(Challenge):
Pick out every line in the data below that holds "image".

═════ Data for this exercise ═════

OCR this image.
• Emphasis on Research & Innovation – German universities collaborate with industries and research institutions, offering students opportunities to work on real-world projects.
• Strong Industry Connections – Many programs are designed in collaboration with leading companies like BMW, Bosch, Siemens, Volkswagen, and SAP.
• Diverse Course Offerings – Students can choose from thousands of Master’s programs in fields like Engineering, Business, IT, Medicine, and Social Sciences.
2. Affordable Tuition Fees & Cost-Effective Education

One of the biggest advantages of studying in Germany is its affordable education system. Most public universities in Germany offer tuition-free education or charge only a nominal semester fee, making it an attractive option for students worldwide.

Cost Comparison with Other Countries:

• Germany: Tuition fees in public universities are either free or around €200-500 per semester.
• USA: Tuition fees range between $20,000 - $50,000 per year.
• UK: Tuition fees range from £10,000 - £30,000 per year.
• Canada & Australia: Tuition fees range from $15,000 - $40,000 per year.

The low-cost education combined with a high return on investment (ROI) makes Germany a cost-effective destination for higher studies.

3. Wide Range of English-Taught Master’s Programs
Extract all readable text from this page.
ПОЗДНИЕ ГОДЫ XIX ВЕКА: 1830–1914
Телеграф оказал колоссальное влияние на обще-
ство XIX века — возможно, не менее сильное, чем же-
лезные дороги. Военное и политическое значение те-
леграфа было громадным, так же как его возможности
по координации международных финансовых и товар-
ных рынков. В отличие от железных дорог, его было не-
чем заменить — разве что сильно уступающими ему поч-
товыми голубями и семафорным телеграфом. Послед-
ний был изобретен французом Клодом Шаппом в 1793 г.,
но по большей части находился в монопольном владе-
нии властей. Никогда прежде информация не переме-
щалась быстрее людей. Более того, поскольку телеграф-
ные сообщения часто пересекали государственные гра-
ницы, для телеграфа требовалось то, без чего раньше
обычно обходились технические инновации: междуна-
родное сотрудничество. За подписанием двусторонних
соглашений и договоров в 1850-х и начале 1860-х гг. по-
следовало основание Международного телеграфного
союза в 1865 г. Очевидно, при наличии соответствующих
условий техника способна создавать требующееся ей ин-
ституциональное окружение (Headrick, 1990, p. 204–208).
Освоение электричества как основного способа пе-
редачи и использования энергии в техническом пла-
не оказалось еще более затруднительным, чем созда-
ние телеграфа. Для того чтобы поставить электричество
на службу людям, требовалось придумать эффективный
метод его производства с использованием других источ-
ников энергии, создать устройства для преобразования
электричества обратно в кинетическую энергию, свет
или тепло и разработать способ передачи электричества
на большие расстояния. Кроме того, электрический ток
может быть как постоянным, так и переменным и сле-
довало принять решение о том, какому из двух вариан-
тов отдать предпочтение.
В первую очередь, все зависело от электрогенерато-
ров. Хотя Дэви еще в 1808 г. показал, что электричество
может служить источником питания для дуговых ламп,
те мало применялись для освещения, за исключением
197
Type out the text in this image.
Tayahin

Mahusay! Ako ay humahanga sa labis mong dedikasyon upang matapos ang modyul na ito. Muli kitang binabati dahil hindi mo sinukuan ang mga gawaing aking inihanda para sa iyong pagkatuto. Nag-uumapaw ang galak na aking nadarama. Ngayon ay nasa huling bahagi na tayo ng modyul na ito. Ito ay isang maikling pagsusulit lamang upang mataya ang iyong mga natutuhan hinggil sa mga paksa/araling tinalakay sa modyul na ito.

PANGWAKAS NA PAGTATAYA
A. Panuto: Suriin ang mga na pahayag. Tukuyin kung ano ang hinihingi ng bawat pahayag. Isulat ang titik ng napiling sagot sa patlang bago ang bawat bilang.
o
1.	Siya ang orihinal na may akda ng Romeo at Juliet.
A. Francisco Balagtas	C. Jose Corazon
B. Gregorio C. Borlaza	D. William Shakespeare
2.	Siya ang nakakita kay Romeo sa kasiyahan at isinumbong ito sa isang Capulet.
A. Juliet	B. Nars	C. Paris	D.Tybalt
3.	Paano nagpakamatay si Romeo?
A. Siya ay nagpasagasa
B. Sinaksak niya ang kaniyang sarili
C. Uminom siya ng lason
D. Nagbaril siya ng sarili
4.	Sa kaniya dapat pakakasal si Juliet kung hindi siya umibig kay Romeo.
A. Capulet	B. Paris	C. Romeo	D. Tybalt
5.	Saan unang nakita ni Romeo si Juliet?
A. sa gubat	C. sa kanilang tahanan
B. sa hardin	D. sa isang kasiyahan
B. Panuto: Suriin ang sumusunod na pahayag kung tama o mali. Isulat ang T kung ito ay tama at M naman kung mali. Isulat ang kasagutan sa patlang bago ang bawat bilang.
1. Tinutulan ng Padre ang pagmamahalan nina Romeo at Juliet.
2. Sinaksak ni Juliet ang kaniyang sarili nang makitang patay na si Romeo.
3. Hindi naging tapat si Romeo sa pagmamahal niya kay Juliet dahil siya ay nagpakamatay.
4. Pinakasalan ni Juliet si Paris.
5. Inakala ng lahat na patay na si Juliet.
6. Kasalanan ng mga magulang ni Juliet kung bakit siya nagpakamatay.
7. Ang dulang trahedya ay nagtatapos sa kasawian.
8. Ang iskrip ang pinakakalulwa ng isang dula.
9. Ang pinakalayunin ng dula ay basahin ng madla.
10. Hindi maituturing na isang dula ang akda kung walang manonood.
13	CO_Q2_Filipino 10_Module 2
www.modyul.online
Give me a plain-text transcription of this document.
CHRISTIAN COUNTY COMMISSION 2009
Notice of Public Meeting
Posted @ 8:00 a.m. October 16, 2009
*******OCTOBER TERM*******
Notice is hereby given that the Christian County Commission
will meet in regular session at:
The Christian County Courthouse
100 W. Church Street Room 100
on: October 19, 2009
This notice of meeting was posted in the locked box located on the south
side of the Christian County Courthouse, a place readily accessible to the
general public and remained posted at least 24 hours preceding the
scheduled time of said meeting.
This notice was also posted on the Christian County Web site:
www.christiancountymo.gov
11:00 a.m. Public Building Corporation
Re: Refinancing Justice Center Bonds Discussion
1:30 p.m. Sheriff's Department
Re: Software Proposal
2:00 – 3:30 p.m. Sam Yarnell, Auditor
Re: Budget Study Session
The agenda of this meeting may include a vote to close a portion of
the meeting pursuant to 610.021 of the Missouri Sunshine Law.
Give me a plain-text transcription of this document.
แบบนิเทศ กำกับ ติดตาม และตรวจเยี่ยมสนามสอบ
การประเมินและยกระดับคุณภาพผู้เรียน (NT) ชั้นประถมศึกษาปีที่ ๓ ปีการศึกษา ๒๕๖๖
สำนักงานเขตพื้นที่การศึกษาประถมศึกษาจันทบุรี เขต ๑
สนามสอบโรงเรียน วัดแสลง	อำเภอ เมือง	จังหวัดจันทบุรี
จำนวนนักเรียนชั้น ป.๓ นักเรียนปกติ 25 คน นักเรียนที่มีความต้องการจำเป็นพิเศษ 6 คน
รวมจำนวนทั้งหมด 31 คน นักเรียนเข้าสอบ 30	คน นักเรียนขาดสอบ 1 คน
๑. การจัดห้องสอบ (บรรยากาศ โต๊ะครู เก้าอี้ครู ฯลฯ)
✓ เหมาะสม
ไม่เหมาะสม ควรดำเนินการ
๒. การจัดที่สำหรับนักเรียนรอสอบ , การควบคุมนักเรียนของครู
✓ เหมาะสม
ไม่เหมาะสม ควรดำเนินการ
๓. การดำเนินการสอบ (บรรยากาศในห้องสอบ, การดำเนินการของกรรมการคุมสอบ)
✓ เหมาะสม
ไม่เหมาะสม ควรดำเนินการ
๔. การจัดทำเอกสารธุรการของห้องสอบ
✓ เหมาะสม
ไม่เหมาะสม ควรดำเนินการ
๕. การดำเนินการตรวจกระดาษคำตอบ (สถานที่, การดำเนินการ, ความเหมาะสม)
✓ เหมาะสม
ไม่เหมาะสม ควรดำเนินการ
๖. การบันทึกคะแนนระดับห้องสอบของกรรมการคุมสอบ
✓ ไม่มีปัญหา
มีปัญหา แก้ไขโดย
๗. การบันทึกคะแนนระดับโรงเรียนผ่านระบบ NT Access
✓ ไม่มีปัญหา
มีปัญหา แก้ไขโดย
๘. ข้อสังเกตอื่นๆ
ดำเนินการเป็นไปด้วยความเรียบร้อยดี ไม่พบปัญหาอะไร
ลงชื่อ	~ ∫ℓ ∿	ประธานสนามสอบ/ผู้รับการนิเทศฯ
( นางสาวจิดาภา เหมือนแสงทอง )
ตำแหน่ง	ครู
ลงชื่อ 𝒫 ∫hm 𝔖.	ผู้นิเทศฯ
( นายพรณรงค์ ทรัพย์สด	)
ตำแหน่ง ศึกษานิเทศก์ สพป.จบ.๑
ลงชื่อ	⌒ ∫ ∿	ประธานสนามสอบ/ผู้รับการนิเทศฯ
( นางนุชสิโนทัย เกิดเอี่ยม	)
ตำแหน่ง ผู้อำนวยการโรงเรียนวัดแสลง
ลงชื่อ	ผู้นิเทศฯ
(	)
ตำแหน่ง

═════

(Complete response):
OCR this image.
Type out the text in this image.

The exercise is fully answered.